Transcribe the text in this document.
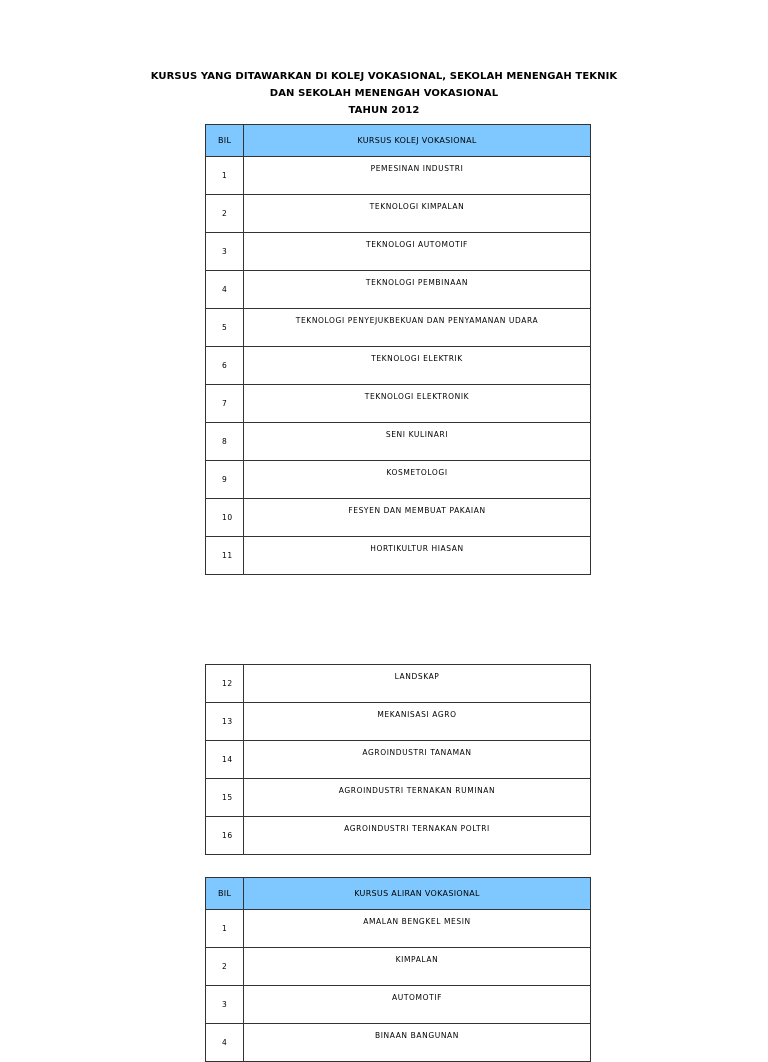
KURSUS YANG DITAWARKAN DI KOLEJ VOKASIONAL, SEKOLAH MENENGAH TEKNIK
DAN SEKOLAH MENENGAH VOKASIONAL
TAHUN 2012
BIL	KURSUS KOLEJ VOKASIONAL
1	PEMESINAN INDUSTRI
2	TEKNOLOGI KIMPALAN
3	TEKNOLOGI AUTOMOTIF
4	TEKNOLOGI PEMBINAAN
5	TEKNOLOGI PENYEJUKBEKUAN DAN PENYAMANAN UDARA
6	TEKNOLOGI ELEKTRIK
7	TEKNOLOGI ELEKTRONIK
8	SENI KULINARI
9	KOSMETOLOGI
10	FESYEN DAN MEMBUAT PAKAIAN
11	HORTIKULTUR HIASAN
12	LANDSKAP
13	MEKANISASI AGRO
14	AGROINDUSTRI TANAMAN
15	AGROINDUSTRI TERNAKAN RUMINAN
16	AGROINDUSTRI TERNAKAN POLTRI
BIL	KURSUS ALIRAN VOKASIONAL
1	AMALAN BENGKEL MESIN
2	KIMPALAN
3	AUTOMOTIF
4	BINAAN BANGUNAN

******

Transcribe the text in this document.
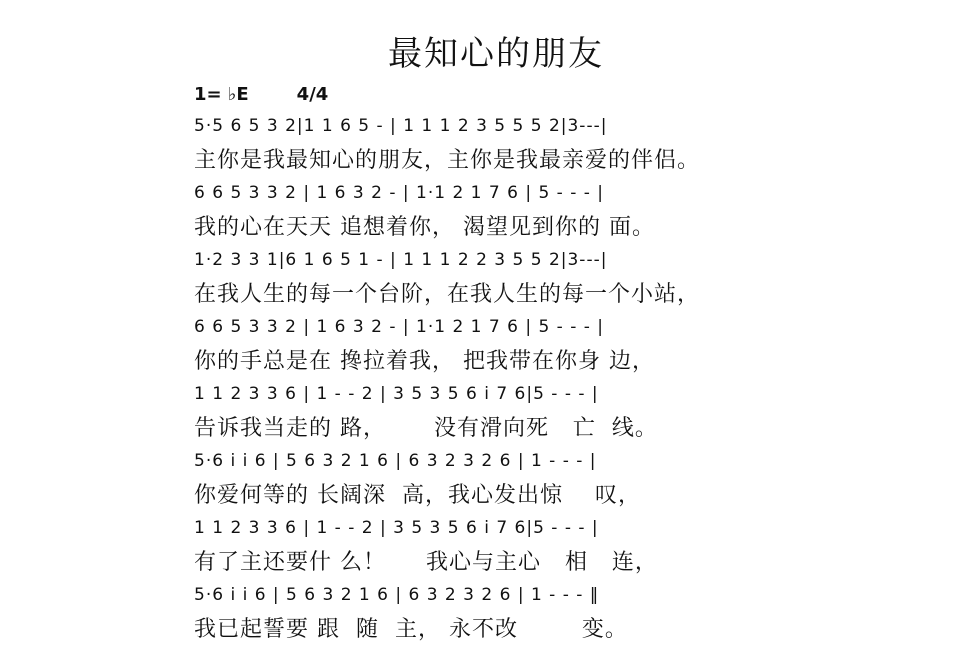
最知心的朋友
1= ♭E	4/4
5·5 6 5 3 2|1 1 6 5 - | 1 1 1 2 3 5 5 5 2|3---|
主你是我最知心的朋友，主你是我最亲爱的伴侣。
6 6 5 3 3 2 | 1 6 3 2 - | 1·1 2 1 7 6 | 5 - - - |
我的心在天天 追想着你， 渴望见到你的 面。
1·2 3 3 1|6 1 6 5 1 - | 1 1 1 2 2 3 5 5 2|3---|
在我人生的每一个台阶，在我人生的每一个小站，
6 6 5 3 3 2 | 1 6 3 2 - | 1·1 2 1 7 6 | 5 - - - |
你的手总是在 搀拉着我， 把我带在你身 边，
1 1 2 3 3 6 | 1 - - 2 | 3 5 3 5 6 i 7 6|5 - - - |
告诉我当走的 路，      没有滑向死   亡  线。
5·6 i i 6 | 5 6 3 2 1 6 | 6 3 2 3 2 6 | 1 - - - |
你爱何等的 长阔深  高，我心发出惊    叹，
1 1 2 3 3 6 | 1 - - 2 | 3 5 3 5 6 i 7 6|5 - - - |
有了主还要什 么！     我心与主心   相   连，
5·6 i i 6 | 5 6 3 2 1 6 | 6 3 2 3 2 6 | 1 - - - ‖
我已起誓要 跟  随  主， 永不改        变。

******

SET PROBLEM
Give the number of lines in the entries above that include the string "AGROINDUSTRI". No other output is expected.

ANSWER
3